Transcribed document page entries
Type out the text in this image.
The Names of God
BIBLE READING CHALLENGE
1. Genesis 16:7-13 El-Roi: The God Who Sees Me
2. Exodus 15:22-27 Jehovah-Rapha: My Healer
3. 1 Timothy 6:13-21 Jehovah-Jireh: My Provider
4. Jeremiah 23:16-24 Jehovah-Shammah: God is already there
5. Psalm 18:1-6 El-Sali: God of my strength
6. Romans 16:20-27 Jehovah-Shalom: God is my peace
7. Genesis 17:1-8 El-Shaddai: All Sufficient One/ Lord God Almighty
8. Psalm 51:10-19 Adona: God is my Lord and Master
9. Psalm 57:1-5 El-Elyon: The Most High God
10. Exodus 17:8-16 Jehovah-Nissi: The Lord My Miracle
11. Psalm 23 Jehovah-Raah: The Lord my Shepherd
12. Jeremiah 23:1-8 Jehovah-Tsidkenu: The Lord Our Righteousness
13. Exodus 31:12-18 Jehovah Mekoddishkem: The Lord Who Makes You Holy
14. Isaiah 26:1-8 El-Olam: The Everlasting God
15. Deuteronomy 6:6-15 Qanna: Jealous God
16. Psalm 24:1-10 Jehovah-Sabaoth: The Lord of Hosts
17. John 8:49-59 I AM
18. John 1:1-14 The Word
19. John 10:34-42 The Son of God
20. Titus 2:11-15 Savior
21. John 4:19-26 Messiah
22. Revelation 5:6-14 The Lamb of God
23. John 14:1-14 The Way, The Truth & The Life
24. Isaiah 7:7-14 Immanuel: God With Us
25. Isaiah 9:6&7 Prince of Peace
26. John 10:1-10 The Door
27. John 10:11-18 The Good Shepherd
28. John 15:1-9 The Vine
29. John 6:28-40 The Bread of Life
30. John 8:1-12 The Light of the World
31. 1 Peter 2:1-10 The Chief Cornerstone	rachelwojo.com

• **WHAT TO PRODUCE**:
Each line of the data above that contains the word "Jehovah" counts once; report the total and add nothing.

• **EXERCISE RESULT**:
9